What this task involves:
Extract from the listing each line in which the word "index" appears.

Supplied material:
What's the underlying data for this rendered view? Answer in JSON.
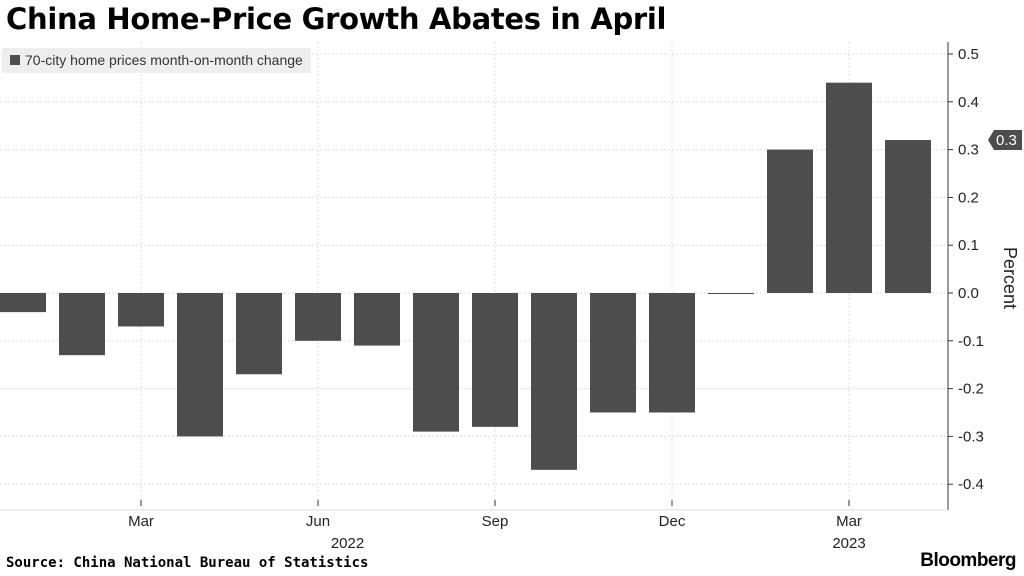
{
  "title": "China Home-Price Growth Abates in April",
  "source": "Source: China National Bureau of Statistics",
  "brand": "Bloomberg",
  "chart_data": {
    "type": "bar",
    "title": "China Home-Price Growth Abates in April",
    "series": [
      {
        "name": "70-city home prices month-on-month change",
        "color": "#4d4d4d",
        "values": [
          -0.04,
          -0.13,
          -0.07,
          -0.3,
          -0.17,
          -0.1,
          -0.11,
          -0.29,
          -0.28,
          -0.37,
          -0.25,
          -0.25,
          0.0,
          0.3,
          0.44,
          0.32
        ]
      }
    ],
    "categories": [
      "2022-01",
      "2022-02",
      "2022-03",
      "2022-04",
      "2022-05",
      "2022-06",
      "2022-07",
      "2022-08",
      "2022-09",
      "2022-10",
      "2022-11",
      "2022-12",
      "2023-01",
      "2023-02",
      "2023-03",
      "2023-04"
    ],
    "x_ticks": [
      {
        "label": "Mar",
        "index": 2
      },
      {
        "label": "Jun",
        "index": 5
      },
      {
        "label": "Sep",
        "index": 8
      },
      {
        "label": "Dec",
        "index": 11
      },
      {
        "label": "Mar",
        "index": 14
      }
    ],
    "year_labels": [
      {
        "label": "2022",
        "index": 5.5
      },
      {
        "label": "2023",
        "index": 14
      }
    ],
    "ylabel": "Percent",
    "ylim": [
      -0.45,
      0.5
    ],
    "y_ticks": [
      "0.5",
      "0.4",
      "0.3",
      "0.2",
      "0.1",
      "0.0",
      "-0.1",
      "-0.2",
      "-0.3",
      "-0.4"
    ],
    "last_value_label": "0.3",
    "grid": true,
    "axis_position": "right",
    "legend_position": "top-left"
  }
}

---

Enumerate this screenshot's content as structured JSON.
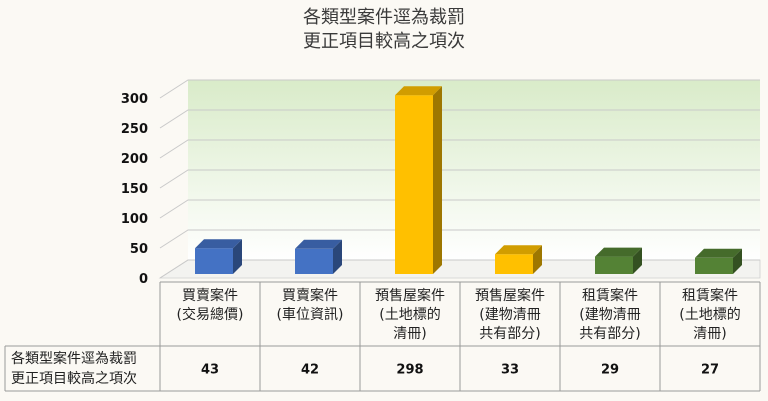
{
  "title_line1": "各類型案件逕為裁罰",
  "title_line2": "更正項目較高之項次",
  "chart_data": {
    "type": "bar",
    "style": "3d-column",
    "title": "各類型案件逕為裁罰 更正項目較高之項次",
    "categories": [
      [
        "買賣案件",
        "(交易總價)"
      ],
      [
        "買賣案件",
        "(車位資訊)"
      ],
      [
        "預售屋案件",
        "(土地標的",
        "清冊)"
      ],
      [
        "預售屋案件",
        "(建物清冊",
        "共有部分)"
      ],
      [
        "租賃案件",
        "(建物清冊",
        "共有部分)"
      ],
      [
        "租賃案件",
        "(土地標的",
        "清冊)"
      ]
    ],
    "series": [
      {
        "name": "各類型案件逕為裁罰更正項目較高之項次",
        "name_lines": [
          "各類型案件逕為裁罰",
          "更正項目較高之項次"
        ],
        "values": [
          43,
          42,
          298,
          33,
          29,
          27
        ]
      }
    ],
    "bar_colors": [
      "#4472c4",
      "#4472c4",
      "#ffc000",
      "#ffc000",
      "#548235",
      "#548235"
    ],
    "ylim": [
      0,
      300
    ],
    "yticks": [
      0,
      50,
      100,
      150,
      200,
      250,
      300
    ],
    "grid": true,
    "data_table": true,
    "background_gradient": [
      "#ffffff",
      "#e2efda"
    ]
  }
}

Result for this exercise:
        "index": 2
        "index": 5
        "index": 8
        "index": 11
        "index": 14
        "index": 5.5
        "index": 14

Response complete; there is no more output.